◆ **Information shown**

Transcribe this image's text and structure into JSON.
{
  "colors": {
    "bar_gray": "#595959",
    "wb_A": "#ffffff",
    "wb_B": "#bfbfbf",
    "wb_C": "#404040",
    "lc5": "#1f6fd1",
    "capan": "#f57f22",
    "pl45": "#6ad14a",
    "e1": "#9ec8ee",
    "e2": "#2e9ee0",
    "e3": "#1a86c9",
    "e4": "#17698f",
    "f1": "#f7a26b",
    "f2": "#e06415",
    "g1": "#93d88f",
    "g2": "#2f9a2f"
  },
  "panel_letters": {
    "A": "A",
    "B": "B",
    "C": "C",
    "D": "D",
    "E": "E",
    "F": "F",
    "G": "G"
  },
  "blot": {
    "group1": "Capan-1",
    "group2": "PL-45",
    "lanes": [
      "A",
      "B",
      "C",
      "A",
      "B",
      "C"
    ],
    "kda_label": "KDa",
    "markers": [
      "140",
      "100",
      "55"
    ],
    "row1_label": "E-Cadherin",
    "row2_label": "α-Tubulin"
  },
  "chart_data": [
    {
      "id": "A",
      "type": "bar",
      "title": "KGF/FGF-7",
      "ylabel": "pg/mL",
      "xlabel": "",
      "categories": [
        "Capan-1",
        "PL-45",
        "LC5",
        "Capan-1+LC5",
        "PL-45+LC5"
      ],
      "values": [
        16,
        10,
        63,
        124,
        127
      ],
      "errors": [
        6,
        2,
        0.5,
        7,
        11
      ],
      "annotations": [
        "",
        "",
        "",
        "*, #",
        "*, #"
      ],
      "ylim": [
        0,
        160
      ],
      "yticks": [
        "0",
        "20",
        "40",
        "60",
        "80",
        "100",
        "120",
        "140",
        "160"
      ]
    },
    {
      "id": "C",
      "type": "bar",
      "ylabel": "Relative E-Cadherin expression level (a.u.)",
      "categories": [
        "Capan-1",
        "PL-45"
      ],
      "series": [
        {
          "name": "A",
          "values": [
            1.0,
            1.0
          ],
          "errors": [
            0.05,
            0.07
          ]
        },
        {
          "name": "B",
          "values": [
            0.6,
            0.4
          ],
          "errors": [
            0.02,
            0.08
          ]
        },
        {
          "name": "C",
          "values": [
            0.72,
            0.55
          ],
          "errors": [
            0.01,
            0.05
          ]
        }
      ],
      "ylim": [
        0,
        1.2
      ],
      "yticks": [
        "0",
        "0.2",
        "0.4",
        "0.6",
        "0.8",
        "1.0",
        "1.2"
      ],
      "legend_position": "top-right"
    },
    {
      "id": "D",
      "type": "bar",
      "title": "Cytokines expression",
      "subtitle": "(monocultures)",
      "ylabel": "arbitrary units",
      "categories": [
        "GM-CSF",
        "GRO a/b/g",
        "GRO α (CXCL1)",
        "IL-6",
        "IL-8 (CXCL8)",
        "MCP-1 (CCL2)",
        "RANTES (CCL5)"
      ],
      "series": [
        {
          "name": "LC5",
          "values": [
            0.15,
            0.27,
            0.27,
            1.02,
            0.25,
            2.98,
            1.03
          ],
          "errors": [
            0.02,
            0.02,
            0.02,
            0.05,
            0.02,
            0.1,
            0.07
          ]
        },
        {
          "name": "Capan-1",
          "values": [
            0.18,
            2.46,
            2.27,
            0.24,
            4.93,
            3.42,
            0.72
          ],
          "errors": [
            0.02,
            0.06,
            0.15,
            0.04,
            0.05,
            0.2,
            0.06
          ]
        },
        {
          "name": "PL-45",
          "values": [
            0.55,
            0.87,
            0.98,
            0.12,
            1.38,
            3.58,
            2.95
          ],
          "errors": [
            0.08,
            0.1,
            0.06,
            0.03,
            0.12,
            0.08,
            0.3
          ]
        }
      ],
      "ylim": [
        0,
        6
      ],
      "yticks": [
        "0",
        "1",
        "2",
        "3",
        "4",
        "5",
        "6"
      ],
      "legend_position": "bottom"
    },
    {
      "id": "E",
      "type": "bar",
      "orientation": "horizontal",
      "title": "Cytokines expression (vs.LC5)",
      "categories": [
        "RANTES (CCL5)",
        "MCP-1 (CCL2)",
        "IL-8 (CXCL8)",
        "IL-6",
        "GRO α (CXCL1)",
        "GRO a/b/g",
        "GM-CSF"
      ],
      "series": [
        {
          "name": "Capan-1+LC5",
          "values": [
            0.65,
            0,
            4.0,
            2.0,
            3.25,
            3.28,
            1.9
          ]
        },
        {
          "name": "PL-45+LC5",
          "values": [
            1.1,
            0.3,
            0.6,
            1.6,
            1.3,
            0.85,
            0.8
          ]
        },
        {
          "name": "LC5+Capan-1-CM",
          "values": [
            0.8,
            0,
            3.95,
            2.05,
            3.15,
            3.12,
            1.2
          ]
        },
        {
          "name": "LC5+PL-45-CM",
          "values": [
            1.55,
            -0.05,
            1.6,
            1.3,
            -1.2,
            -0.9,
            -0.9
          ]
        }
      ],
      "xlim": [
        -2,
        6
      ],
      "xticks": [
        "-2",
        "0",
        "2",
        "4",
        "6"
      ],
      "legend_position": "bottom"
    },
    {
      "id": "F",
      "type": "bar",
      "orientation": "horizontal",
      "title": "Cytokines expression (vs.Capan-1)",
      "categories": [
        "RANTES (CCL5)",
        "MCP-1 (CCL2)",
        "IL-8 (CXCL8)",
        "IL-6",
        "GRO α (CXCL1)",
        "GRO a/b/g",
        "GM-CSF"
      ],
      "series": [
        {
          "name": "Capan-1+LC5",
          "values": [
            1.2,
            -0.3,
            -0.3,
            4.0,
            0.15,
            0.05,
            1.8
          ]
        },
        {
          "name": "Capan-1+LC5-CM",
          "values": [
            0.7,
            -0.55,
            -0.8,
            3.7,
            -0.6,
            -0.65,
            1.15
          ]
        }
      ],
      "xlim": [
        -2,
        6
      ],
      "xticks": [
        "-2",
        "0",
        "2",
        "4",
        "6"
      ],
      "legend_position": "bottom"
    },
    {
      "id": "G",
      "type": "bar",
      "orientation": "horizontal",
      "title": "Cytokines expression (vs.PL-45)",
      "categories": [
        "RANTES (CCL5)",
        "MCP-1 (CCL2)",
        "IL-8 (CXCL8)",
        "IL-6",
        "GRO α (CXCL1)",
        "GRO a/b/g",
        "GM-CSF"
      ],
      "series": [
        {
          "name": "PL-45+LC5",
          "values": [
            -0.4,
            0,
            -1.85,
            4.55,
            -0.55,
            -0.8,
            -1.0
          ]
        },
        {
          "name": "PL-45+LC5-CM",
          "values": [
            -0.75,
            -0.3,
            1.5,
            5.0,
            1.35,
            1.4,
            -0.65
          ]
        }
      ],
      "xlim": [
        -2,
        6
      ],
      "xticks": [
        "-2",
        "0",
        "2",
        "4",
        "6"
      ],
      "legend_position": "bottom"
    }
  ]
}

◆ **Objective**
Scan the material above for the string "ylabel" and report each line where you find it.

◆ **Output of the exercise**
      "ylabel": "pg/mL",
      "ylabel": "Relative E-Cadherin expression level (a.u.)",
      "ylabel": "arbitrary units",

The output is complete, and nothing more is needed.